[Start of Data records]

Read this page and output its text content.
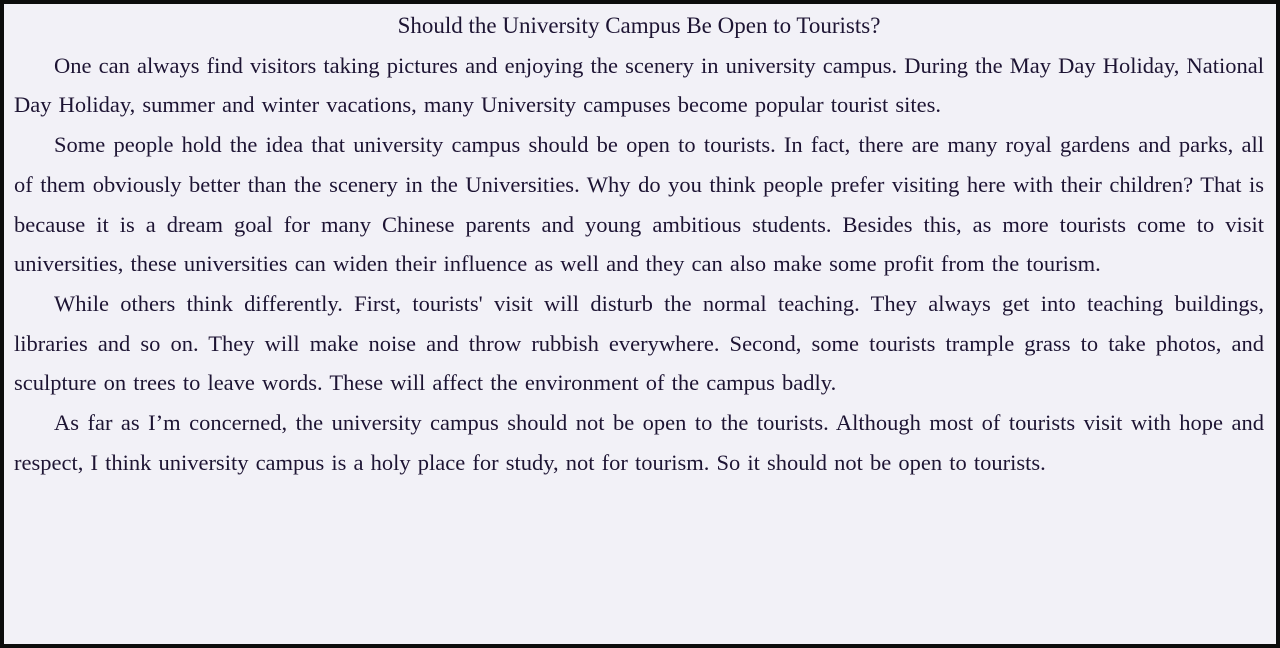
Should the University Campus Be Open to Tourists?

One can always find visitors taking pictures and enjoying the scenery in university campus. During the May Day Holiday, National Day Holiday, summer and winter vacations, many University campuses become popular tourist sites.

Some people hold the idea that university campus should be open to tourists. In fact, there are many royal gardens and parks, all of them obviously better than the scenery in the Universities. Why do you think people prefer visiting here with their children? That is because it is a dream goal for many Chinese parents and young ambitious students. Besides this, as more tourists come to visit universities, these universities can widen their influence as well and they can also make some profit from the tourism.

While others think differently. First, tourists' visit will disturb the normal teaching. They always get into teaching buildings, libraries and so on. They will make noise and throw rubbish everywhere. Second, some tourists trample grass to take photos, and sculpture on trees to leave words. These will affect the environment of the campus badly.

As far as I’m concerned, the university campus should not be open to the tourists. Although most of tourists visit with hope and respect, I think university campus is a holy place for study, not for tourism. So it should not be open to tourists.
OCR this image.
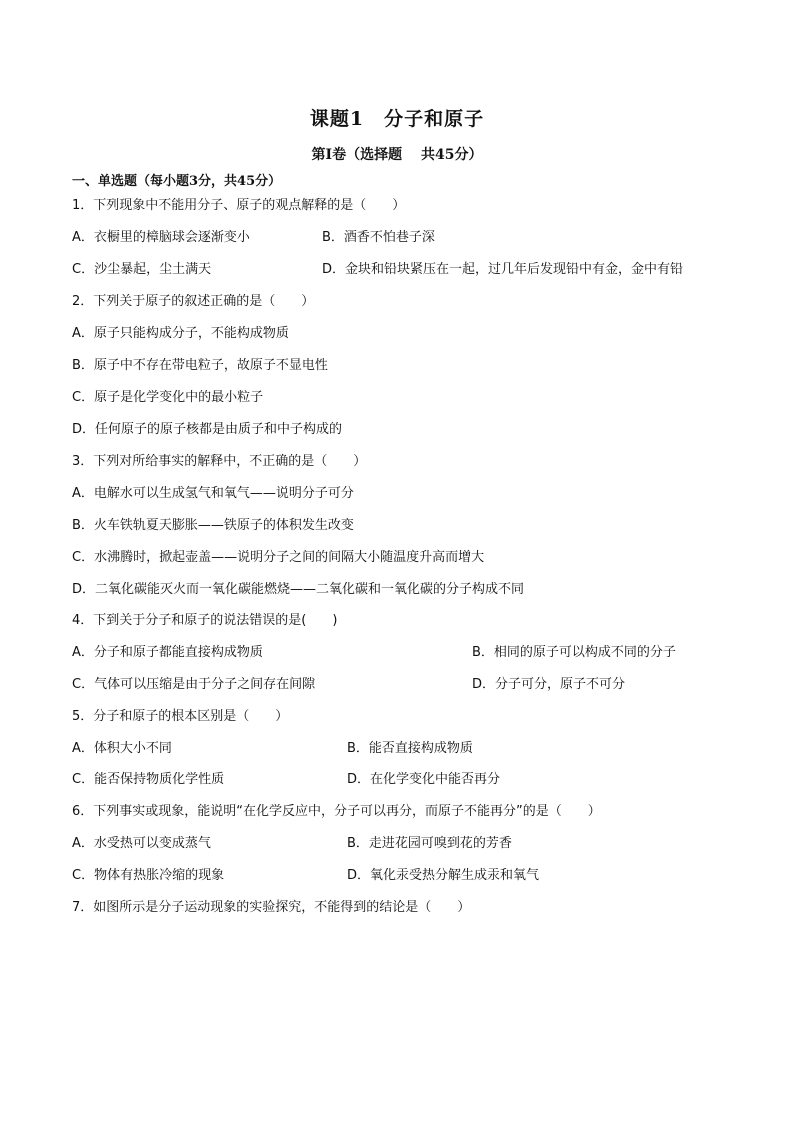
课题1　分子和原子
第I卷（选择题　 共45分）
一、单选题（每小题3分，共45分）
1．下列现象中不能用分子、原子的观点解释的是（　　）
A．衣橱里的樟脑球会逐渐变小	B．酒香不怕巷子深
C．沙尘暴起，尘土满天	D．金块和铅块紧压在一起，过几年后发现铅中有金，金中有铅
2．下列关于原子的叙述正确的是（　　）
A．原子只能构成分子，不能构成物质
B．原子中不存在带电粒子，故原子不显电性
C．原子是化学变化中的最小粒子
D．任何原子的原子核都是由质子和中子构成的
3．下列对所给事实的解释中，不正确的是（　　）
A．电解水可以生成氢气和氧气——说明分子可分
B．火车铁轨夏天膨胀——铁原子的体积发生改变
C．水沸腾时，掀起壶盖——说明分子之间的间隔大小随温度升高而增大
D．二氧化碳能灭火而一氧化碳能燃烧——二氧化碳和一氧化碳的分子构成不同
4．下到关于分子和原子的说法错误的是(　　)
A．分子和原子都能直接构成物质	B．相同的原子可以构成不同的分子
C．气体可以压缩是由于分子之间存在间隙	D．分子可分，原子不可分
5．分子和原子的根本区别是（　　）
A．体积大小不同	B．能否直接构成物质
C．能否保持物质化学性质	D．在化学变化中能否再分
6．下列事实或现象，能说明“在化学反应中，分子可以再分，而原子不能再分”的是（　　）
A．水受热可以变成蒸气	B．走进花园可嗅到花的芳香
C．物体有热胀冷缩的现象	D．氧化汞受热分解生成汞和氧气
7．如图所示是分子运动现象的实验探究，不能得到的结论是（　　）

[End of Data records]
[Start of Data records]

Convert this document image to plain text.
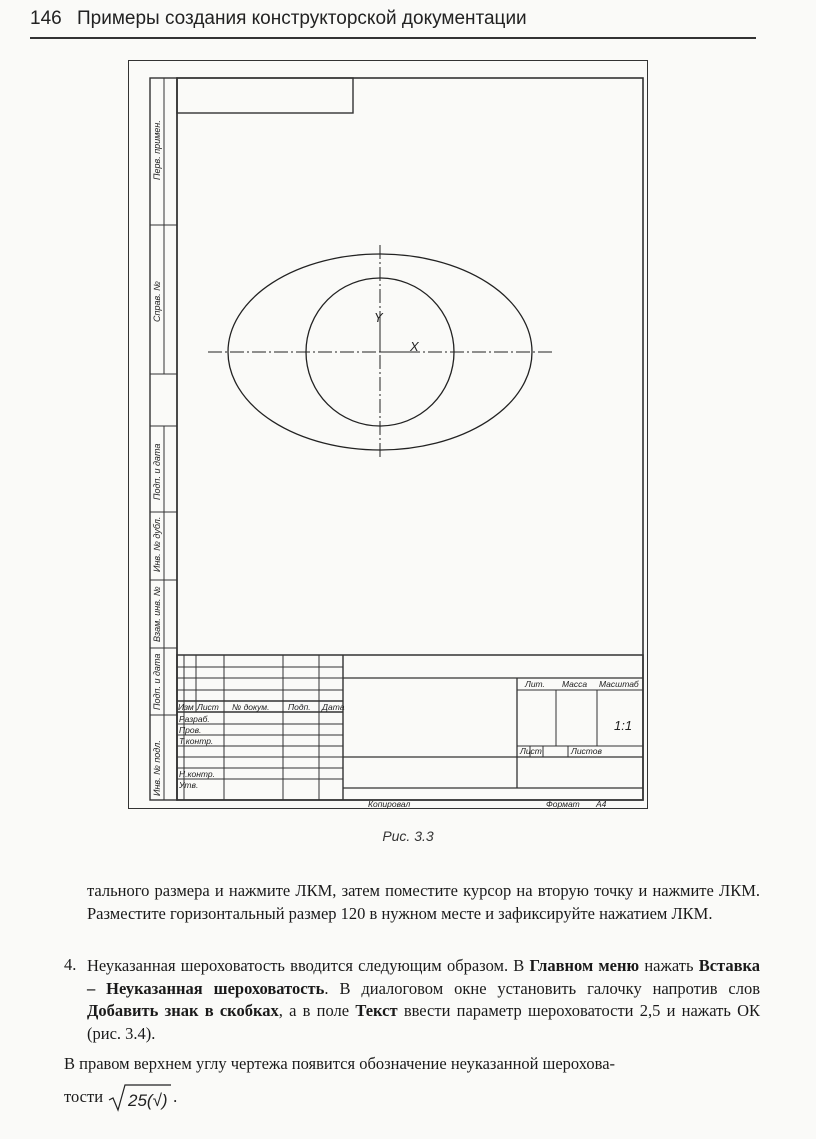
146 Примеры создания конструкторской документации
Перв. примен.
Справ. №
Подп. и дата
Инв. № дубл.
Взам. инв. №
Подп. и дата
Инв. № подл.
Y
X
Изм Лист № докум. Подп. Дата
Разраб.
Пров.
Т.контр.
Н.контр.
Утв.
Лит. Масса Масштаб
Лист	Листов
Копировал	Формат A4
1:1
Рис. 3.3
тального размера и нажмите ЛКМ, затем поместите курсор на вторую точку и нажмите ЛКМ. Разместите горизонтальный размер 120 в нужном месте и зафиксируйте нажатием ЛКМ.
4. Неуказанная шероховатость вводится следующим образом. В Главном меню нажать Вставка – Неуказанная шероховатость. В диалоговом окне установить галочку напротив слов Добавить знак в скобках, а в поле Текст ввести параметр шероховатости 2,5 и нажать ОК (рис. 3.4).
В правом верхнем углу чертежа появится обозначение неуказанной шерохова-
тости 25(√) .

[End of Data records]

Work to be completed: Pick out all lines from the data above in which the word "Лист" appears.

Complete response:
Изм Лист № докум. Подп. Дата
Лист	Листов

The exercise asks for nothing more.